[Records]
■ ■ ■ ■ ■ ■ ■

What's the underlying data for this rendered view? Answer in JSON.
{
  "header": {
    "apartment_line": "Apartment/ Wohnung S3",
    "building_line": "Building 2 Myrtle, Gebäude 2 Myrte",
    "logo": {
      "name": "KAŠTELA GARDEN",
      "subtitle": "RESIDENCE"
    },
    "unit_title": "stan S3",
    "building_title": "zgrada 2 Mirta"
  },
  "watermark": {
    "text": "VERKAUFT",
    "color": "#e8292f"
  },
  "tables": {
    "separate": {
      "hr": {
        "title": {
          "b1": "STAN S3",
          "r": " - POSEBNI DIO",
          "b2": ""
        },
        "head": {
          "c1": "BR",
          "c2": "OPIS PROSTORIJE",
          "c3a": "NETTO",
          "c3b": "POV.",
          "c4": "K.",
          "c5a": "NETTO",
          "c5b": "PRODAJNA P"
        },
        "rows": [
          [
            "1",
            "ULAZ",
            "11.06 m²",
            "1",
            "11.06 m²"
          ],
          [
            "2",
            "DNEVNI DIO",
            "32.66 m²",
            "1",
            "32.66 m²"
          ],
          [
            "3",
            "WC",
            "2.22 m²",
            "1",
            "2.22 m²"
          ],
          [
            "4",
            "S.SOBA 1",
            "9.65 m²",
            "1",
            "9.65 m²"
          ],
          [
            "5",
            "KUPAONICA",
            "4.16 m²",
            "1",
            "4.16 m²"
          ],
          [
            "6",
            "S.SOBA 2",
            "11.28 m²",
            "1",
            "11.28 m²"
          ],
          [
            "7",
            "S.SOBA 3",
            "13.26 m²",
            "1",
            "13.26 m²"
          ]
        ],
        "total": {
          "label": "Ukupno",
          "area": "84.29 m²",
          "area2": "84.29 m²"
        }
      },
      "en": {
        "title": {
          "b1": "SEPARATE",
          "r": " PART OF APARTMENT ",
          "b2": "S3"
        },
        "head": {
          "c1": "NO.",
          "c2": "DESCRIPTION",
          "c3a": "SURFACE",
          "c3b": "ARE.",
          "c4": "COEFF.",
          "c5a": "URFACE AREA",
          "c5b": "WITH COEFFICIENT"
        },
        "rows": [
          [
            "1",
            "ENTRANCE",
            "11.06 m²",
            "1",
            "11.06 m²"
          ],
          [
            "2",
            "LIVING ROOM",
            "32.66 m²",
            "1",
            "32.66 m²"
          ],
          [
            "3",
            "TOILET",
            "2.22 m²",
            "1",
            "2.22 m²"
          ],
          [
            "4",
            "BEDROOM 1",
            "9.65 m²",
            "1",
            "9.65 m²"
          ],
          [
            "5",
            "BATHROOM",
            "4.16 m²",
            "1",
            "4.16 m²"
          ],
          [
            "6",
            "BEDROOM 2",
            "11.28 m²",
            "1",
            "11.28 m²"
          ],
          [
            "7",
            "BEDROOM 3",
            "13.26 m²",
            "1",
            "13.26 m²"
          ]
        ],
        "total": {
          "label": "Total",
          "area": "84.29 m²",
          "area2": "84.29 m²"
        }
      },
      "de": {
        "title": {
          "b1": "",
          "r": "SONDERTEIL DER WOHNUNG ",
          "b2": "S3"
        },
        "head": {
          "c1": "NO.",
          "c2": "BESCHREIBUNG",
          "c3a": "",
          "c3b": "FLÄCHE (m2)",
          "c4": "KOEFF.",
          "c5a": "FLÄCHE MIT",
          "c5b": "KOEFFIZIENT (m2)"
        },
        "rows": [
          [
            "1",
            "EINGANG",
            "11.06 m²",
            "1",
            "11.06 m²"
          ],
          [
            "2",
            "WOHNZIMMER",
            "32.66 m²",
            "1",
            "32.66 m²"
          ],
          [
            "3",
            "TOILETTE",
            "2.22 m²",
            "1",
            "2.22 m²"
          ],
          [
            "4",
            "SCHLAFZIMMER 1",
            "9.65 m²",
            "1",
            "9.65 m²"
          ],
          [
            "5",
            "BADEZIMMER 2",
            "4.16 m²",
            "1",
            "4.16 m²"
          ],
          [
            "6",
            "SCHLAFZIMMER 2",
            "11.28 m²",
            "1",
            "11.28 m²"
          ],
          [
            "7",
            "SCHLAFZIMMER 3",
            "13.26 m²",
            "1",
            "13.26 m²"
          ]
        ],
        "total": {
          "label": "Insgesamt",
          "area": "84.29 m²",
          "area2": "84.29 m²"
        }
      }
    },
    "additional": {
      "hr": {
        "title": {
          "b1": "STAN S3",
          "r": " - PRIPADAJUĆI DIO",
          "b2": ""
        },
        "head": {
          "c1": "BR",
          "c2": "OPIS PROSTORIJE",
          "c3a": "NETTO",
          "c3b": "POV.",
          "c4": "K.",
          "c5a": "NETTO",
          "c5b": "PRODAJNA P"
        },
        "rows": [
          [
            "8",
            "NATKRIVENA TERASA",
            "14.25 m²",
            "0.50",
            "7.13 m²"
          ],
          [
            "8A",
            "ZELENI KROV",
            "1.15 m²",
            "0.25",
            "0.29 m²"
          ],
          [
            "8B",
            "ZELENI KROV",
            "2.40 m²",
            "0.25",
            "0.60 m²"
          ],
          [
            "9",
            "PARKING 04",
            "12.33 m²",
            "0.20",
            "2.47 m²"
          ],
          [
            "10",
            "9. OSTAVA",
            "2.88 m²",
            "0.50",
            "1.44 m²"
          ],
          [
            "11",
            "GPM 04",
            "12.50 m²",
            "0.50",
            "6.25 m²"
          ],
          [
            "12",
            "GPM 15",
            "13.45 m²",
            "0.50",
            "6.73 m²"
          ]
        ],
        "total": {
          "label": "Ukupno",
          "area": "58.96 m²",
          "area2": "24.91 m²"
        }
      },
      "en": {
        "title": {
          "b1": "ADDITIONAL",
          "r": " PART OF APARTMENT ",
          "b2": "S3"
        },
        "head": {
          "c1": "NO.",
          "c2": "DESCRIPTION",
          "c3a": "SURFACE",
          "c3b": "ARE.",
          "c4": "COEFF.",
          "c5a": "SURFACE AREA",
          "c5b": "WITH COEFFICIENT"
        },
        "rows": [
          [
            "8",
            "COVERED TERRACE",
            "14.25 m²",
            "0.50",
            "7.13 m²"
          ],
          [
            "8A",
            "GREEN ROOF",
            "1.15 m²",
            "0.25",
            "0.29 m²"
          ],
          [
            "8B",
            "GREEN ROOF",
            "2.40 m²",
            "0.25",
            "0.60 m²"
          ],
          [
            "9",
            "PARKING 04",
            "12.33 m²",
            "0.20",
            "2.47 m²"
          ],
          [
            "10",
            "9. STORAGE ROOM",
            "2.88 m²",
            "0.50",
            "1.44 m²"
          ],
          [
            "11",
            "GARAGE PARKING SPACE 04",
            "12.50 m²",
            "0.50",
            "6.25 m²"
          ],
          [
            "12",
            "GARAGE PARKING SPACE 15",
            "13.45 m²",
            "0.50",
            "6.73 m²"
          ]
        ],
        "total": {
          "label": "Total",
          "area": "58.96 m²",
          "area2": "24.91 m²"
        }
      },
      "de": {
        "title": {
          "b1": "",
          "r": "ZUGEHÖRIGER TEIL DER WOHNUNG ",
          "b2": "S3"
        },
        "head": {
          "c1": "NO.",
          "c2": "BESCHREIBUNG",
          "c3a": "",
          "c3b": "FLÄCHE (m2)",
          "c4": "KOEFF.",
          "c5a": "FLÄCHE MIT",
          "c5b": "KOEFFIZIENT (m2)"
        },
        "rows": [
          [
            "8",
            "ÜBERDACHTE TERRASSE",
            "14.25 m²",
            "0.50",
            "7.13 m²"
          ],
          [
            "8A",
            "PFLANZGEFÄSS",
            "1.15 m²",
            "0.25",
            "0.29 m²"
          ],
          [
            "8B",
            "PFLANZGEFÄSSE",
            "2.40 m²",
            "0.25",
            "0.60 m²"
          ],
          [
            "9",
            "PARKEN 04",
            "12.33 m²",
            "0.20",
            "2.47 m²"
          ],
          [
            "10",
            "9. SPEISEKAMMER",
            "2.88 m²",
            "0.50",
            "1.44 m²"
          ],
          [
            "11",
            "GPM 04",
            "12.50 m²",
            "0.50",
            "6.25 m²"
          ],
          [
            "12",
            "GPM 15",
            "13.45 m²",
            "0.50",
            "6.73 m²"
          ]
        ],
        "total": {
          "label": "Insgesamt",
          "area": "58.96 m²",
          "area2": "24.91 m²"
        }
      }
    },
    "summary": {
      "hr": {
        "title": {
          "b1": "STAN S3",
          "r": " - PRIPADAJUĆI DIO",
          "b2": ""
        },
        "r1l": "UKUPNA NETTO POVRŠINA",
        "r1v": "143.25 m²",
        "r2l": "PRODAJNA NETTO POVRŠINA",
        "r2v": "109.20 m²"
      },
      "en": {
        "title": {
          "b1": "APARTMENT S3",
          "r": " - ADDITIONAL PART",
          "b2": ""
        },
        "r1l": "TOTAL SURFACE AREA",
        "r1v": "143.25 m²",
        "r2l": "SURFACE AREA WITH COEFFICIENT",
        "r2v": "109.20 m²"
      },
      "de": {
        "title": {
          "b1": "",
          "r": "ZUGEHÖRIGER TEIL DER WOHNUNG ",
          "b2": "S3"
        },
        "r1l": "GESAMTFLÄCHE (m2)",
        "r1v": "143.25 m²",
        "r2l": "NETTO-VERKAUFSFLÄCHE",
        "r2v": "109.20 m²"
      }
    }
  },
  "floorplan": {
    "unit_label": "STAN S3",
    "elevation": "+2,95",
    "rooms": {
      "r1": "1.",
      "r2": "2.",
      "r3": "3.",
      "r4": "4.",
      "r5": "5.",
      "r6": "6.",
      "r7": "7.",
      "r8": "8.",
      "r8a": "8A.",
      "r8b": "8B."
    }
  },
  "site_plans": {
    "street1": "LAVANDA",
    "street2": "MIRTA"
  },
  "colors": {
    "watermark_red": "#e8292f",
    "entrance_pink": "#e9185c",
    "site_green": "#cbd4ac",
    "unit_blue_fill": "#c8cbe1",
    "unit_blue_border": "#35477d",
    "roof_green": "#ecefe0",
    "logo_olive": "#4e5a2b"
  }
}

■ ■ ■ ■ ■ ■ ■

* [Exercise]:
Give only the number of lines in the data that hold the string "POVRŠINA".

* [Task result]:
2